------ Data for processing

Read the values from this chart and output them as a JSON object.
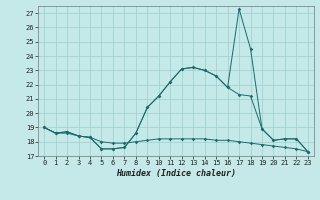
{
  "xlabel": "Humidex (Indice chaleur)",
  "background_color": "#c5e8e8",
  "grid_color": "#9ecece",
  "line_color": "#1a6b6b",
  "xlim": [
    -0.5,
    23.5
  ],
  "ylim": [
    17,
    27.5
  ],
  "yticks": [
    17,
    18,
    19,
    20,
    21,
    22,
    23,
    24,
    25,
    26,
    27
  ],
  "xticks": [
    0,
    1,
    2,
    3,
    4,
    5,
    6,
    7,
    8,
    9,
    10,
    11,
    12,
    13,
    14,
    15,
    16,
    17,
    18,
    19,
    20,
    21,
    22,
    23
  ],
  "series1_x": [
    0,
    1,
    2,
    3,
    4,
    5,
    6,
    7,
    8,
    9,
    10,
    11,
    12,
    13,
    14,
    15,
    16,
    17,
    18,
    19,
    20,
    21,
    22,
    23
  ],
  "series1_y": [
    19.0,
    18.6,
    18.7,
    18.4,
    18.3,
    17.5,
    17.5,
    17.6,
    18.6,
    20.4,
    21.2,
    22.2,
    23.1,
    23.2,
    23.0,
    22.6,
    21.8,
    21.3,
    21.2,
    18.9,
    18.1,
    18.2,
    18.2,
    17.3
  ],
  "series2_x": [
    0,
    1,
    2,
    3,
    4,
    5,
    6,
    7,
    8,
    9,
    10,
    11,
    12,
    13,
    14,
    15,
    16,
    17,
    18,
    19,
    20,
    21,
    22,
    23
  ],
  "series2_y": [
    19.0,
    18.6,
    18.7,
    18.4,
    18.3,
    17.5,
    17.5,
    17.6,
    18.6,
    20.4,
    21.2,
    22.2,
    23.1,
    23.2,
    23.0,
    22.6,
    21.8,
    27.3,
    24.5,
    18.9,
    18.1,
    18.2,
    18.2,
    17.3
  ],
  "series3_x": [
    0,
    1,
    2,
    3,
    4,
    5,
    6,
    7,
    8,
    9,
    10,
    11,
    12,
    13,
    14,
    15,
    16,
    17,
    18,
    19,
    20,
    21,
    22,
    23
  ],
  "series3_y": [
    19.0,
    18.6,
    18.6,
    18.4,
    18.3,
    18.0,
    17.9,
    17.9,
    18.0,
    18.1,
    18.2,
    18.2,
    18.2,
    18.2,
    18.2,
    18.1,
    18.1,
    18.0,
    17.9,
    17.8,
    17.7,
    17.6,
    17.5,
    17.3
  ]
}
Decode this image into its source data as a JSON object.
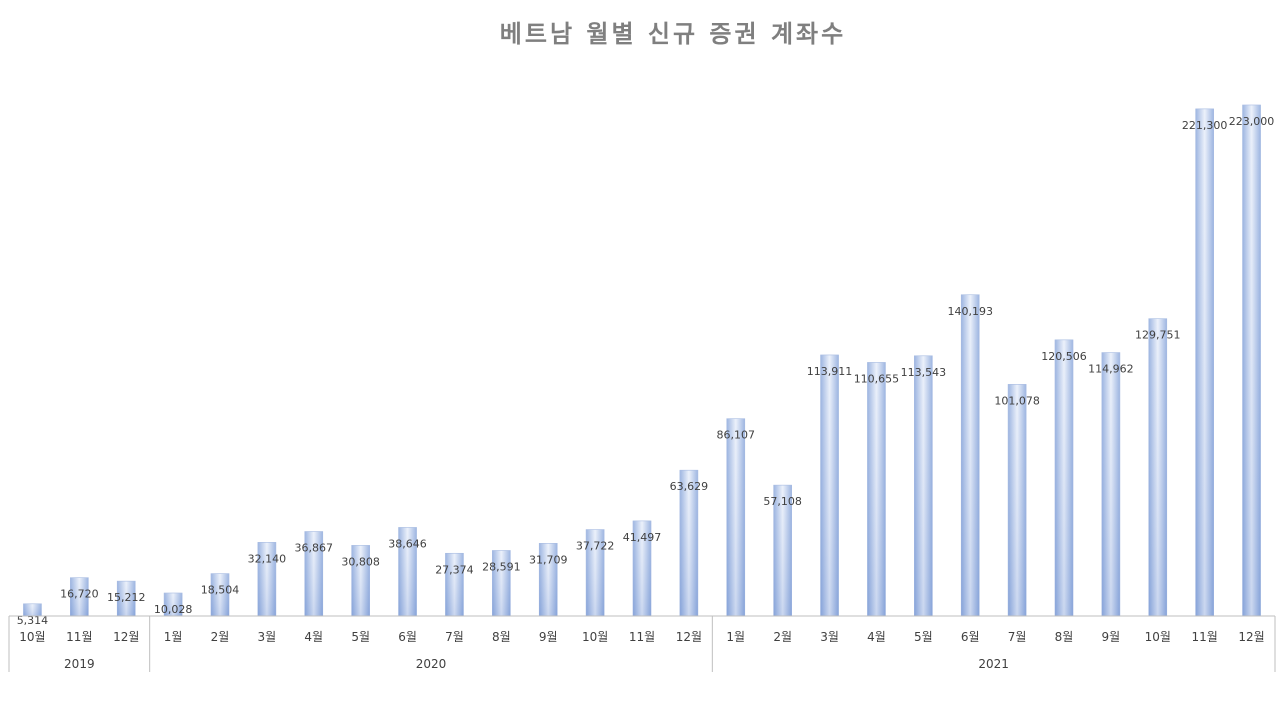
{
  "chart_data": {
    "type": "bar",
    "title": "베트남 월별 신규 증권 계좌수",
    "xlabel": "",
    "ylabel": "",
    "ylim": [
      0,
      230000
    ],
    "grid": false,
    "legend": "none",
    "bar_color": "#8faadc",
    "groups": [
      {
        "label": "2019",
        "count": 3
      },
      {
        "label": "2020",
        "count": 12
      },
      {
        "label": "2021",
        "count": 12
      }
    ],
    "categories": [
      "10월",
      "11월",
      "12월",
      "1월",
      "2월",
      "3월",
      "4월",
      "5월",
      "6월",
      "7월",
      "8월",
      "9월",
      "10월",
      "11월",
      "12월",
      "1월",
      "2월",
      "3월",
      "4월",
      "5월",
      "6월",
      "7월",
      "8월",
      "9월",
      "10월",
      "11월",
      "12월"
    ],
    "values": [
      5314,
      16720,
      15212,
      10028,
      18504,
      32140,
      36867,
      30808,
      38646,
      27374,
      28591,
      31709,
      37722,
      41497,
      63629,
      86107,
      57108,
      113911,
      110655,
      113543,
      140193,
      101078,
      120506,
      114962,
      129751,
      221300,
      223000
    ],
    "labels": [
      "5,314",
      "16,720",
      "15,212",
      "10,028",
      "18,504",
      "32,140",
      "36,867",
      "30,808",
      "38,646",
      "27,374",
      "28,591",
      "31,709",
      "37,722",
      "41,497",
      "63,629",
      "86,107",
      "57,108",
      "113,911",
      "110,655",
      "113,543",
      "140,193",
      "101,078",
      "120,506",
      "114,962",
      "129,751",
      "221,300",
      "223,000"
    ]
  }
}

------------

• [Work to be completed] Write out an exact copy of the lines beginning at the line that contains "Decode this image" and ending at the last line of the listing. Exclude pictures.

• [Answer in full]
Decode this image into its source data as a JSON object.
{
  "chart_data": {
    "type": "bar",
    "title": "베트남 월별 신규 증권 계좌수",
    "xlabel": "",
    "ylabel": "",
    "ylim": [
      0,
      230000
    ],
    "grid": false,
    "legend": "none",
    "bar_color": "#8faadc",
    "groups": [
      {
        "label": "2019",
        "count": 3
      },
      {
        "label": "2020",
        "count": 12
      },
      {
        "label": "2021",
        "count": 12
      }
    ],
    "categories": [
      "10월",
      "11월",
      "12월",
      "1월",
      "2월",
      "3월",
      "4월",
      "5월",
      "6월",
      "7월",
      "8월",
      "9월",
      "10월",
      "11월",
      "12월",
      "1월",
      "2월",
      "3월",
      "4월",
      "5월",
      "6월",
      "7월",
      "8월",
      "9월",
      "10월",
      "11월",
      "12월"
    ],
    "values": [
      5314,
      16720,
      15212,
      10028,
      18504,
      32140,
      36867,
      30808,
      38646,
      27374,
      28591,
      31709,
      37722,
      41497,
      63629,
      86107,
      57108,
      113911,
      110655,
      113543,
      140193,
      101078,
      120506,
      114962,
      129751,
      221300,
      223000
    ],
    "labels": [
      "5,314",
      "16,720",
      "15,212",
      "10,028",
      "18,504",
      "32,140",
      "36,867",
      "30,808",
      "38,646",
      "27,374",
      "28,591",
      "31,709",
      "37,722",
      "41,497",
      "63,629",
      "86,107",
      "57,108",
      "113,911",
      "110,655",
      "113,543",
      "140,193",
      "101,078",
      "120,506",
      "114,962",
      "129,751",
      "221,300",
      "223,000"
    ]
  }
}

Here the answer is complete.